DIRECTIONS FOR THIS TASK: All lines in which the word "subtitle" occurs are to be extracted.
——————
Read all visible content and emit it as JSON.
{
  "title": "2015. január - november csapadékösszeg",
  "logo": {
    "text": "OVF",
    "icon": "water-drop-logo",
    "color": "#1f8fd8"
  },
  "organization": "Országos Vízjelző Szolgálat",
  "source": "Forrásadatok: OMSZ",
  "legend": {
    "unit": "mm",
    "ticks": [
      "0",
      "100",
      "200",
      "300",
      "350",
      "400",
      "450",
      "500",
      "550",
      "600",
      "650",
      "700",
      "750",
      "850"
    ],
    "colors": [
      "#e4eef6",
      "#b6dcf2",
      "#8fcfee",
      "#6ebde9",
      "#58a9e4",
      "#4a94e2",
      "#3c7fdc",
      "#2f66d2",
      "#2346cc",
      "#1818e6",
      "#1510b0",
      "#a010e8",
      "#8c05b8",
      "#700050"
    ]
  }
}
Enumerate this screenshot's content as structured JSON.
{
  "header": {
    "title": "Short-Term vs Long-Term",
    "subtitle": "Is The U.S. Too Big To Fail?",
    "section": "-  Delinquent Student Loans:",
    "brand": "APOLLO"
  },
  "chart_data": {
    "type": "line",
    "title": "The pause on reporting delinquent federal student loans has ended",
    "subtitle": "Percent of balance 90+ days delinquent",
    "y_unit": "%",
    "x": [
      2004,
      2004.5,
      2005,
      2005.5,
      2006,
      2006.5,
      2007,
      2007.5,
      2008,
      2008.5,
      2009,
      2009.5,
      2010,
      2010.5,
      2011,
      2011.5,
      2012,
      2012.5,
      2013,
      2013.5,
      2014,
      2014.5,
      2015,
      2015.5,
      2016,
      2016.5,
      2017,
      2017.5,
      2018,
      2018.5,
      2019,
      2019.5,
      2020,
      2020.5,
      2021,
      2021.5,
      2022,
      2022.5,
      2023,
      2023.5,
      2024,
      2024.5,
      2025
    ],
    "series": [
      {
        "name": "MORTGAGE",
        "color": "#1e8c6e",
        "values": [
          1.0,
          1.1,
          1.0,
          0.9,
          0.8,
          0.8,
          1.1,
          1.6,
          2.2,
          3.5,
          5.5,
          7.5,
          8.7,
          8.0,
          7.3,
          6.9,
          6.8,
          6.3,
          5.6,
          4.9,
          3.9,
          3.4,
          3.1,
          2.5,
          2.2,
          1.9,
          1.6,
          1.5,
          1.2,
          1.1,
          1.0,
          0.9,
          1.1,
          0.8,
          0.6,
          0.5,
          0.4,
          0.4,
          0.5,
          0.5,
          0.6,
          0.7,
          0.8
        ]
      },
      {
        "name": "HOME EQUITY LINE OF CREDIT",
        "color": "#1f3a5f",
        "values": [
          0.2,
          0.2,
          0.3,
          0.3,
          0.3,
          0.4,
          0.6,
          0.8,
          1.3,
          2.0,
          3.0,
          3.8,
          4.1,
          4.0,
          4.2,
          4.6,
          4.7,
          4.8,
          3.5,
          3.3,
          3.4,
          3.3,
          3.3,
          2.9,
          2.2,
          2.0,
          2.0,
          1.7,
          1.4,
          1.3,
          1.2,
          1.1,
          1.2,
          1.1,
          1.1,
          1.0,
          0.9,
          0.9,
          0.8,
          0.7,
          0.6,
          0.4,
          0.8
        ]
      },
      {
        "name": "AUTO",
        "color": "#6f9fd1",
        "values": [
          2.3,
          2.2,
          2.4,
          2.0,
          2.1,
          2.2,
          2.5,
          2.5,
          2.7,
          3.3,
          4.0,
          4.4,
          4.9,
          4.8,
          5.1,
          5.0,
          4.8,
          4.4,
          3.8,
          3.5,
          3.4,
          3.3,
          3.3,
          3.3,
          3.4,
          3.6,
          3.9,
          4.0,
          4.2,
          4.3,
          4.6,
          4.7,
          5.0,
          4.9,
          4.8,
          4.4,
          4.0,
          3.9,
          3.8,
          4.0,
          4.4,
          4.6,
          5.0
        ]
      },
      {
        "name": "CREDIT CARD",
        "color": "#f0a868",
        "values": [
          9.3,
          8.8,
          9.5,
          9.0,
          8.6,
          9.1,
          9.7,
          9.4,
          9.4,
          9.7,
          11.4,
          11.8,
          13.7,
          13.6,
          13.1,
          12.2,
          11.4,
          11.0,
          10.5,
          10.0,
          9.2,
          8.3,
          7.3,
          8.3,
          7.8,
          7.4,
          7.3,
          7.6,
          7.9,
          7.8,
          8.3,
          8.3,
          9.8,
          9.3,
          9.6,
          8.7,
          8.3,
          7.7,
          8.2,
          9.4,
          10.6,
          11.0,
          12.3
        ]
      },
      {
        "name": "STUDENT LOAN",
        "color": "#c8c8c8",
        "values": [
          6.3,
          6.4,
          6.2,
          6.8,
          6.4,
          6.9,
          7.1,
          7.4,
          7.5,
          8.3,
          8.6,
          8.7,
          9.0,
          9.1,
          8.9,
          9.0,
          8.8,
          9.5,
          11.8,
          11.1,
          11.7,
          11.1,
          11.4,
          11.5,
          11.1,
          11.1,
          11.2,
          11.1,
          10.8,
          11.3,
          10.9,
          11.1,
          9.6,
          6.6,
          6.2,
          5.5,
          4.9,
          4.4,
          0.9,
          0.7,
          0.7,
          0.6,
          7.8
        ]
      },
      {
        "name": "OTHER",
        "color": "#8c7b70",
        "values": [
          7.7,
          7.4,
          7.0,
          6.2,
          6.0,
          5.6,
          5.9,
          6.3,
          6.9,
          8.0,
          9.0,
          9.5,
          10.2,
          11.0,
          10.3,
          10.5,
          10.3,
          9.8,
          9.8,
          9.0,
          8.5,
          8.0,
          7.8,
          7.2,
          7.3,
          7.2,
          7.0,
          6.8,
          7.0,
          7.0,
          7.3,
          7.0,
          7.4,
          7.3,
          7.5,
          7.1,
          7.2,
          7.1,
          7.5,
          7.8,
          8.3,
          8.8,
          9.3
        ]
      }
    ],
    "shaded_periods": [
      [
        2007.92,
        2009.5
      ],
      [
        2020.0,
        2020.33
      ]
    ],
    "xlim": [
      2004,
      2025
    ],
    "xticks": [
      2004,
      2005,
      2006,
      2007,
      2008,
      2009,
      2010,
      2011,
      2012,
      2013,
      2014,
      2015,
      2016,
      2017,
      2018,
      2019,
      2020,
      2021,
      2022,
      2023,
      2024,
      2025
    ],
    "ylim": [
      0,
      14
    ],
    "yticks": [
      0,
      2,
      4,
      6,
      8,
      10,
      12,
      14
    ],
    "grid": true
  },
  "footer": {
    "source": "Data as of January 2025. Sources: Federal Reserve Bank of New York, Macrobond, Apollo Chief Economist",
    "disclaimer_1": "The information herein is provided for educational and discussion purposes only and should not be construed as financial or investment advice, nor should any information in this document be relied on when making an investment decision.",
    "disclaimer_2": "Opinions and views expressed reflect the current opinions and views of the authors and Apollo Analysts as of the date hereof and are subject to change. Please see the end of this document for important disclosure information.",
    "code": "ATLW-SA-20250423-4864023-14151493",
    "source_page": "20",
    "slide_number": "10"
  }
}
——————
EXERCISE RESULT:
    "subtitle": "Is The U.S. Too Big To Fail?",
    "subtitle": "Percent of balance 90+ days delinquent",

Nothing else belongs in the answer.